■ **Brief**: In the records below, find each line containing the word "this" and copy it.

━━━━━ Dataset content

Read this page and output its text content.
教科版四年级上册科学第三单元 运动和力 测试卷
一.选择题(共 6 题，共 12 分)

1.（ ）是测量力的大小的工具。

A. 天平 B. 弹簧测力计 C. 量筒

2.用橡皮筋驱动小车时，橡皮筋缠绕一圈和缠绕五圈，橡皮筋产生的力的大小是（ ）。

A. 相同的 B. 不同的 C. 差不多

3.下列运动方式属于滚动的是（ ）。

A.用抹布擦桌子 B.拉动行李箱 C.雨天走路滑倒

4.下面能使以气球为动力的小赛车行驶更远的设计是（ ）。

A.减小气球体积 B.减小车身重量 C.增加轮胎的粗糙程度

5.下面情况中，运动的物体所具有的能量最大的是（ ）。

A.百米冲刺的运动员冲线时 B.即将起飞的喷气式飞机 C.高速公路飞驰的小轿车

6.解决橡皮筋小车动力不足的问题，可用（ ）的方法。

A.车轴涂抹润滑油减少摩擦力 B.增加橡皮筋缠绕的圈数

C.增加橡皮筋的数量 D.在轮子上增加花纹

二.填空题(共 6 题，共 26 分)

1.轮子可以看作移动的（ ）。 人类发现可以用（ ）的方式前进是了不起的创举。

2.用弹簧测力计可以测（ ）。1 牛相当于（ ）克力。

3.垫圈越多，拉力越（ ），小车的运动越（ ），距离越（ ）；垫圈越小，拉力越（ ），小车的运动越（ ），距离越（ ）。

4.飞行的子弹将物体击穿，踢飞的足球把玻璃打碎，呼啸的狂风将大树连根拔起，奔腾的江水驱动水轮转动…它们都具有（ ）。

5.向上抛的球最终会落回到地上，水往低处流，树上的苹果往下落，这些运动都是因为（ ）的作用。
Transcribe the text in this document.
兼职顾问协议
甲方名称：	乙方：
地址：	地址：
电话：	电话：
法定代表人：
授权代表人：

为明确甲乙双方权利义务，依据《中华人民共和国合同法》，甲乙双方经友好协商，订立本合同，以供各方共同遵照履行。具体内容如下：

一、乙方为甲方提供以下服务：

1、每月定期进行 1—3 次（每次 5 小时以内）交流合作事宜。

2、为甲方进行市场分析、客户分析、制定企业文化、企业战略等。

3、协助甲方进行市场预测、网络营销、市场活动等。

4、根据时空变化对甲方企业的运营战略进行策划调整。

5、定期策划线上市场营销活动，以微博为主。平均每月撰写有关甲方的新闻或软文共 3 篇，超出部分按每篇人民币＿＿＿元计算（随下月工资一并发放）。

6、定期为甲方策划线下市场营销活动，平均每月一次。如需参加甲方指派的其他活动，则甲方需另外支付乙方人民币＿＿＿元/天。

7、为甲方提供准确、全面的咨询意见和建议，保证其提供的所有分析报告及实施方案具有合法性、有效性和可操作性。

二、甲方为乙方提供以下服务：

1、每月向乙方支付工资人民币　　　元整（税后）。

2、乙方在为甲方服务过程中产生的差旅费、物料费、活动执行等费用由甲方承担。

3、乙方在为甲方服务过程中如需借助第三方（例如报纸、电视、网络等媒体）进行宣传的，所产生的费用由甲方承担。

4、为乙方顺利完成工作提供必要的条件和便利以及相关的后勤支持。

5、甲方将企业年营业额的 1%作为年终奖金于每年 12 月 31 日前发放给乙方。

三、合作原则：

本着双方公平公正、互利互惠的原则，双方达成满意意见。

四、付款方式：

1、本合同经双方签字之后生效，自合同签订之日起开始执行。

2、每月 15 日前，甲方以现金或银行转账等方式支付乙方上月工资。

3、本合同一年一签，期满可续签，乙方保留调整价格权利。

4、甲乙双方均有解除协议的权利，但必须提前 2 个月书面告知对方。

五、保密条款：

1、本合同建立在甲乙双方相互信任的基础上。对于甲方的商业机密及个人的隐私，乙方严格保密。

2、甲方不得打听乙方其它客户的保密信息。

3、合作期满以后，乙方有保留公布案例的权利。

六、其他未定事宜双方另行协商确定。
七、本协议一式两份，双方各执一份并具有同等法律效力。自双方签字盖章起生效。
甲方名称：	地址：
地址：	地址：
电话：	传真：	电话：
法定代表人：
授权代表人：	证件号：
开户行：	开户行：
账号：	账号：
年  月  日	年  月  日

━━━━━━━━━━

■ **Exercise solution**:
Read this page and output its text content.
Transcribe the text in this document.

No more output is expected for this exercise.